#### MATERIAL TO PROCESS
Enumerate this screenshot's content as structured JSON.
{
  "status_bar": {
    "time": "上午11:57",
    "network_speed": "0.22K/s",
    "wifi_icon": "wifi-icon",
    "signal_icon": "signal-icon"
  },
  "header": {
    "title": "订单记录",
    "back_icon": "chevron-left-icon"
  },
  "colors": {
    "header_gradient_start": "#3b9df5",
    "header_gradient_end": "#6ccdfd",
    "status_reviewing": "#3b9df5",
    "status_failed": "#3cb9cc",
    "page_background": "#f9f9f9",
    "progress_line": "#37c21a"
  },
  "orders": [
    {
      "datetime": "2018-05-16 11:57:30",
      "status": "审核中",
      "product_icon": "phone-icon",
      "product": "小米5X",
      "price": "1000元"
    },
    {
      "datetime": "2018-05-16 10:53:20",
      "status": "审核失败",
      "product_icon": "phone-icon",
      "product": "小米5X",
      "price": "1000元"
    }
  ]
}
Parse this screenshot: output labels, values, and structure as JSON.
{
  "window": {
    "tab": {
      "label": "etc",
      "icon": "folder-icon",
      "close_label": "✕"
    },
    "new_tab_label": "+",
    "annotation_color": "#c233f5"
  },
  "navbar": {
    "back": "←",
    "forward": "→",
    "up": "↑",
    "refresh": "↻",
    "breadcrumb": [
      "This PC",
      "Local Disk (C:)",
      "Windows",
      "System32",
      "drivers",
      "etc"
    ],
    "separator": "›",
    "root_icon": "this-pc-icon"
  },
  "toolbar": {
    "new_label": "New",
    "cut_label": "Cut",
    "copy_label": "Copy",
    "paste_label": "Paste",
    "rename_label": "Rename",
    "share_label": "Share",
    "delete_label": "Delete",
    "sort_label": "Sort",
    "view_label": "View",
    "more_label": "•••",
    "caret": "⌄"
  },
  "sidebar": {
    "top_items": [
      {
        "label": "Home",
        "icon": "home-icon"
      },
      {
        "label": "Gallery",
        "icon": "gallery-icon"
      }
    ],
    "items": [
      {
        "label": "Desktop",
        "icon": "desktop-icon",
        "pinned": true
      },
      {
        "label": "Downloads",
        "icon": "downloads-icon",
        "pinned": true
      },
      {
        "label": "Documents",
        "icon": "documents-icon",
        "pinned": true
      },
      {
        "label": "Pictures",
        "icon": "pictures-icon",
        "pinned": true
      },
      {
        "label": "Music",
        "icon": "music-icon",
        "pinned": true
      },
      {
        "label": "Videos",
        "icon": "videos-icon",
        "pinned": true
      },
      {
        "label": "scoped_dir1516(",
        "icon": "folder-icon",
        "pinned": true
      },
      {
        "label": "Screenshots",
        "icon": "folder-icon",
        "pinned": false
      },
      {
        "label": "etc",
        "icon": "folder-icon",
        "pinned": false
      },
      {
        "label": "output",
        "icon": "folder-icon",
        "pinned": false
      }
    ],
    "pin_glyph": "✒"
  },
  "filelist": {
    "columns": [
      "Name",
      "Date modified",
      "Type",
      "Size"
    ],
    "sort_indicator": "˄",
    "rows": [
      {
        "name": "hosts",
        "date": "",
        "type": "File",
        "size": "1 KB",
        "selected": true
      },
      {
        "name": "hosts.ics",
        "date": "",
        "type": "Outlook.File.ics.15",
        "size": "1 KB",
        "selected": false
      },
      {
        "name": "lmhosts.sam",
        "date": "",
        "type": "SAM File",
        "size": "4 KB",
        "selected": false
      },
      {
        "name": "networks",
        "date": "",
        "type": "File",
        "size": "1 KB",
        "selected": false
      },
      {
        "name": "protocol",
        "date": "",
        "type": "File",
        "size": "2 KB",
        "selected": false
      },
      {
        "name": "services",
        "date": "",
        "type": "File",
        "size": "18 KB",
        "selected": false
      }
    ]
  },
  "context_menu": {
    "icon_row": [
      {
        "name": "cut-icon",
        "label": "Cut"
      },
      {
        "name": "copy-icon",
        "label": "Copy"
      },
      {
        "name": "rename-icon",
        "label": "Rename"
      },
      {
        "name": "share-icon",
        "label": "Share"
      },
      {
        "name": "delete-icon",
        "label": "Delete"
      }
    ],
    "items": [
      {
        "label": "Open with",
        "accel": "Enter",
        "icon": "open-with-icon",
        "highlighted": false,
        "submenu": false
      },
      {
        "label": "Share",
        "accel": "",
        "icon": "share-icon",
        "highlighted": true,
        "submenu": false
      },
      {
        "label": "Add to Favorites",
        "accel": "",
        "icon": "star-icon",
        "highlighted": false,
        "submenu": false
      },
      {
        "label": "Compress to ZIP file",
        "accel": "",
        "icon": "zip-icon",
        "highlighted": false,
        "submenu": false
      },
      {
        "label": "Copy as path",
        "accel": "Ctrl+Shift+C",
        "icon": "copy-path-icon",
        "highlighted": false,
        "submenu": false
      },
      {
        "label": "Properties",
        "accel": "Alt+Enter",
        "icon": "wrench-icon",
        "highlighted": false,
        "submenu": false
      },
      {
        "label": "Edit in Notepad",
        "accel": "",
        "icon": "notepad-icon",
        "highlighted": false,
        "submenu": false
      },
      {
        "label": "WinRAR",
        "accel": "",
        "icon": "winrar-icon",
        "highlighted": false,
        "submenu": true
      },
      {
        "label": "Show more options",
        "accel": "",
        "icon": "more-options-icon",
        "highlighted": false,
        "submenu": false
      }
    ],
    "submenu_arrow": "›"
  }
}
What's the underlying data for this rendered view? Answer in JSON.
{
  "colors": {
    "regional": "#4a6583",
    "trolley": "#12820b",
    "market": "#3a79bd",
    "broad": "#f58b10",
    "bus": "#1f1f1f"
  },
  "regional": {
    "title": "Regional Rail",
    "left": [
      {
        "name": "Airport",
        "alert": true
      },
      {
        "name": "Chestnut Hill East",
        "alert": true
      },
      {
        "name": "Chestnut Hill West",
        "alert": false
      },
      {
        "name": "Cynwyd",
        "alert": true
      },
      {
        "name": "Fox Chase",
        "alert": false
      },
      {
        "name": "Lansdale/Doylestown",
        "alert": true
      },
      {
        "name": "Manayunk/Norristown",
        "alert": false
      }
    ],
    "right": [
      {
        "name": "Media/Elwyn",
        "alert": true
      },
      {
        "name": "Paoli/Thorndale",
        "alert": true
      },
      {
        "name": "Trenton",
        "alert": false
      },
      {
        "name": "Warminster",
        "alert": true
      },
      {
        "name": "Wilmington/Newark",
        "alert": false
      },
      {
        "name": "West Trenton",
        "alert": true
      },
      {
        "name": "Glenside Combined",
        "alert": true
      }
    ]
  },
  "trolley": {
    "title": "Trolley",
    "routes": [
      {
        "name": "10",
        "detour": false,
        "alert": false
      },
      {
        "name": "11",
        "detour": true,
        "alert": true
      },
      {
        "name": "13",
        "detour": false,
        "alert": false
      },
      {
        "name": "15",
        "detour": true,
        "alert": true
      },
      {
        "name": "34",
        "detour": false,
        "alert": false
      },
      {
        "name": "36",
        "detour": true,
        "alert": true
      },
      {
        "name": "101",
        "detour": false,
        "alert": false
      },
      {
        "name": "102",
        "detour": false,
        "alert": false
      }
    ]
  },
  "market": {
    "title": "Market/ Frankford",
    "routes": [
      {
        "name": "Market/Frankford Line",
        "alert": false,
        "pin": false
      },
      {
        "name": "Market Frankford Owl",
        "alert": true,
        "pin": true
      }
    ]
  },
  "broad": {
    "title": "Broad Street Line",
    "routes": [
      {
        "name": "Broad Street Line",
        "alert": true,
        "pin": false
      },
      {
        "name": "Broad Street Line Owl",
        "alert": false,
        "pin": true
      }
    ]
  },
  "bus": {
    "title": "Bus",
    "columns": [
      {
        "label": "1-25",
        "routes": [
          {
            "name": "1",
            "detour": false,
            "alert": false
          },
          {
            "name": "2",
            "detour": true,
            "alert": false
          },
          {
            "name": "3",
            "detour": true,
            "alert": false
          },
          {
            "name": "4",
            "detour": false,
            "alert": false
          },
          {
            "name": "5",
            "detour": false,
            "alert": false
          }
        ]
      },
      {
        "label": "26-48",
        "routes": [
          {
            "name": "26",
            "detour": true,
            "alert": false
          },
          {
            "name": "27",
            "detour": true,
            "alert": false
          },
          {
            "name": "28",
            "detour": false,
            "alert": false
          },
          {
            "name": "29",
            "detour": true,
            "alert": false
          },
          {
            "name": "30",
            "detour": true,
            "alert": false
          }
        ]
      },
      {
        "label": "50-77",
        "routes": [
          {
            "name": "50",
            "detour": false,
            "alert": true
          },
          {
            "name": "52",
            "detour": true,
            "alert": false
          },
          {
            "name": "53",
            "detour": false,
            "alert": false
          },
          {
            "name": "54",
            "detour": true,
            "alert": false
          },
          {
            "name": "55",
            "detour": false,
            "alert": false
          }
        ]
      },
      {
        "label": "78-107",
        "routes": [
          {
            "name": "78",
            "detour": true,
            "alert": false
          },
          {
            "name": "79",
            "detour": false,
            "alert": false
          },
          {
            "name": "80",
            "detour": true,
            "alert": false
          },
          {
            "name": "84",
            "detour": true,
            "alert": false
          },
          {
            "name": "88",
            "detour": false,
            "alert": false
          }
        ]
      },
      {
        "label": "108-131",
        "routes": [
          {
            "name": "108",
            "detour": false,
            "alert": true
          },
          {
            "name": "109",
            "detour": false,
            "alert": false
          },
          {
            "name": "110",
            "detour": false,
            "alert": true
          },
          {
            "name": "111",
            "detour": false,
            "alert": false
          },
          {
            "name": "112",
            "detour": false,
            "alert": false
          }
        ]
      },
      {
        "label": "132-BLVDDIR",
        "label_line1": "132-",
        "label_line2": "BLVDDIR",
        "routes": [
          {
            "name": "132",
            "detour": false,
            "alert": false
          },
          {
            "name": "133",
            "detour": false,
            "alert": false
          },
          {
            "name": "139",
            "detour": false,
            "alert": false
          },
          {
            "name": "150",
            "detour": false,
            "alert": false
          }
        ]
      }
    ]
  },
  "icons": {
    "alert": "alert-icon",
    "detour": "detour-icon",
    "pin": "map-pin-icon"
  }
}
########
## JOB:
Each line above that includes "datetime" should be shown.

## EXERCISE RESULT:
      "datetime": "2018-05-16 11:57:30",
      "datetime": "2018-05-16 10:53:20",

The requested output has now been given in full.